[Text under study]
----------------

The market is pricing in the Kast agenda: lower taxes, lighter regulation, and strategic alignment with the US on critical minerals. Whether the legislature delivers on these expectations will determine whether the IPSA can sustain its valuations. The copper-price sensitivity of Chilean equities is well-documented — a 20% decline in copper would erase approximately 15–20% of IPSA market capitalisation, and at $6.29/lb, copper is priced for structural demand growth that has not yet been confirmed by actual deployment rates of EVs, renewables, and data centres.

How Chile Compares: Latin American Commodity Economies

EconomyGDP per CapitaGDP GrowthPolicy RateKey Export
Chile$20,240~2.0%4.5%Copper (48%)
Peru~$8,300~2.7%4.75%Copper (30%)
Brazil~$10,300~2.0%14.50%Iron ore, soy
Colombia~$10,375~2.3%11.25%Oil (22%)
Argentina~$16,800~4.4%~32%Soy, energy
Mexico~$14,100~1.5%~10%Manufacturing

Chile remains Latin America's highest-income economy by per capita GDP and its most institutionally stable by most governance metrics. But the comparison reveals the commodity-growth paradox: Chile, with the region's highest commodity prices, is growing no faster than Brazil (which faces a fiscal reckoning with 14.5% interest rates) and slower than Argentina (which is bouncing back from economic collapse under Milei's shock therapy). Peru, Chile's copper-sector rival, is growing faster despite lower commodity prices, partly because its mining-to-GDP transmission mechanism is less intermediated by institutional savings structures. Colombia's growth is similar but its economy is fundamentally weaker, with 11.25% interest rates, declining oil production, and a government at war with its own central bank.

The Non-Mining Economy: Stronger Than the Headlines Suggest

Chile's non-commodity exports reached $18.2 billion in the first four months of 2026 — the strongest start to any year in Chilean export history for non-traditional categories, growing 11.4% year-on-year. This includes salmon and seafood (Chile is the world's second-largest salmon exporter after Norway), wine (the fourth-largest exporter globally), fresh fruit (the largest Southern Hemisphere exporter of cherries, blueberries, and grapes), and processed foods.

----------------

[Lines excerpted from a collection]
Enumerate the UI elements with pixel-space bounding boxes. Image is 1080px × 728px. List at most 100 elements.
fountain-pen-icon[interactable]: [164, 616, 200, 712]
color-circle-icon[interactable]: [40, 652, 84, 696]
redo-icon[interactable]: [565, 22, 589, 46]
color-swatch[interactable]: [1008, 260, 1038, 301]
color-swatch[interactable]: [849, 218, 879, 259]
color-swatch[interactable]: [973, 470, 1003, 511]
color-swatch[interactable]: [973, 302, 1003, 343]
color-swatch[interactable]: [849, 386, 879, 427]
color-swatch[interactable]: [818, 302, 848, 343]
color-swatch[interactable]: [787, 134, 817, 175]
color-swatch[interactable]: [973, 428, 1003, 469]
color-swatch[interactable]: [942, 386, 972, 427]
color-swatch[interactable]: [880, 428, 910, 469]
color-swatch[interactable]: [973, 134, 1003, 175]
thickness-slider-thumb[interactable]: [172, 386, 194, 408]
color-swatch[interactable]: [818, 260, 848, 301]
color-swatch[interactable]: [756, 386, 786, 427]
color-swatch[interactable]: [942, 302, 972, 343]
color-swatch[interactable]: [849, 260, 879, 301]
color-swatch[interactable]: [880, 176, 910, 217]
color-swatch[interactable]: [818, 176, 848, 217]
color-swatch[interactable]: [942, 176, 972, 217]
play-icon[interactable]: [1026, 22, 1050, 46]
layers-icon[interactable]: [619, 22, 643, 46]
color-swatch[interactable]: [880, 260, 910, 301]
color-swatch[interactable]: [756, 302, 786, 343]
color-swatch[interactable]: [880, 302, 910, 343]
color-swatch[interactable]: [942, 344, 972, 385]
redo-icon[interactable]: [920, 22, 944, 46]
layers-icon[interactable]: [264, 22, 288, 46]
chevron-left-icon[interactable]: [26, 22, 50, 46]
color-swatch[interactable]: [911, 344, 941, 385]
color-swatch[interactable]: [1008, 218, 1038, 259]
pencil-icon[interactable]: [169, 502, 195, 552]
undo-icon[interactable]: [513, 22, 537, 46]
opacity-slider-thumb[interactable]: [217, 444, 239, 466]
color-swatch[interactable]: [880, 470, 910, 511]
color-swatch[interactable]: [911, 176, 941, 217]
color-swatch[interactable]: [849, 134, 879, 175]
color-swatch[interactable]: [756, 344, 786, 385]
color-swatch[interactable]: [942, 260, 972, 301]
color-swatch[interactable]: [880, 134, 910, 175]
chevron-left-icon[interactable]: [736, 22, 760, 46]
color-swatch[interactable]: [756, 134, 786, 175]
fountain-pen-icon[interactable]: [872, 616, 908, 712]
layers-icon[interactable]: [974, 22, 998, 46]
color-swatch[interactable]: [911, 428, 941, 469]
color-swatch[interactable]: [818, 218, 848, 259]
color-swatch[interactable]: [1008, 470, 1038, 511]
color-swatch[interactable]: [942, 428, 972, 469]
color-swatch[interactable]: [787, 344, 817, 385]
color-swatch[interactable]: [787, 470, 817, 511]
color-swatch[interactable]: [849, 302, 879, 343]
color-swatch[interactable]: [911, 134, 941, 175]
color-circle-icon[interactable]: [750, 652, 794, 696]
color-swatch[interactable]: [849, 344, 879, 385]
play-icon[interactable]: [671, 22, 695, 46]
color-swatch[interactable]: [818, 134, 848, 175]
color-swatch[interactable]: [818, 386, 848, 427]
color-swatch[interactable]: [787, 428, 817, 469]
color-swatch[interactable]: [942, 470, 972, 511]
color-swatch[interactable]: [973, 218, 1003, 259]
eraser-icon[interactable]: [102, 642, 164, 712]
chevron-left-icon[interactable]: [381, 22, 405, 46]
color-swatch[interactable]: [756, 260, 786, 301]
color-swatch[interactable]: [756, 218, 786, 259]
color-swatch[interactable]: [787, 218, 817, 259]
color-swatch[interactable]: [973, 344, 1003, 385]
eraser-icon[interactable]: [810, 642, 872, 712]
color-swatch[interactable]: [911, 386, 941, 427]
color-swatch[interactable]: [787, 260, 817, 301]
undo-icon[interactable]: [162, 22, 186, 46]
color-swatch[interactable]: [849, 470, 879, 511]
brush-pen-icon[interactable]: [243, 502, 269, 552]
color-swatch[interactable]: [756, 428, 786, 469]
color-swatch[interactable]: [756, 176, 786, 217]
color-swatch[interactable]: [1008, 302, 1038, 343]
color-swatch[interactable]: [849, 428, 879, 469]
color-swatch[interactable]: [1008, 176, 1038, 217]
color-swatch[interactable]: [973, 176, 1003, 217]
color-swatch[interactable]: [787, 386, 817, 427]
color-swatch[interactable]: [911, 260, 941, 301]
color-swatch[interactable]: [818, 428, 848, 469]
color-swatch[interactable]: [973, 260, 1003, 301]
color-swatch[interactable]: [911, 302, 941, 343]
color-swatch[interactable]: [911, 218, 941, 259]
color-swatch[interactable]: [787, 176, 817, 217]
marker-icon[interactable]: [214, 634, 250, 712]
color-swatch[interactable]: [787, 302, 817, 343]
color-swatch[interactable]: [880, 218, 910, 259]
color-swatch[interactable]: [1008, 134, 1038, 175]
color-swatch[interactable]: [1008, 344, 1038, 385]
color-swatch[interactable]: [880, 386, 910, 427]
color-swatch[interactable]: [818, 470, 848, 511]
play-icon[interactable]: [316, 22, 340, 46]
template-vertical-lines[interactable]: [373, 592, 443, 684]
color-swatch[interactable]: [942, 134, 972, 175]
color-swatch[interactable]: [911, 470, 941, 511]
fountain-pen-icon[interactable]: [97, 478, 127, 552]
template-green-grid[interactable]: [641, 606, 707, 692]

----------------

[To do]
Update the passage on Chile's economy by restating everything from "How Chile Compares: Latin" down to "Peru~$8,300~2.7%4.75%Copper (30%)", with "Commodity Economies" changed to "Resource Economies".

[Expected answer]
How Chile Compares: Latin American Resource Economies

EconomyGDP per CapitaGDP GrowthPolicy RateKey Export
Chile$20,240~2.0%4.5%Copper (48%)
Peru~$8,300~2.7%4.75%Copper (30%)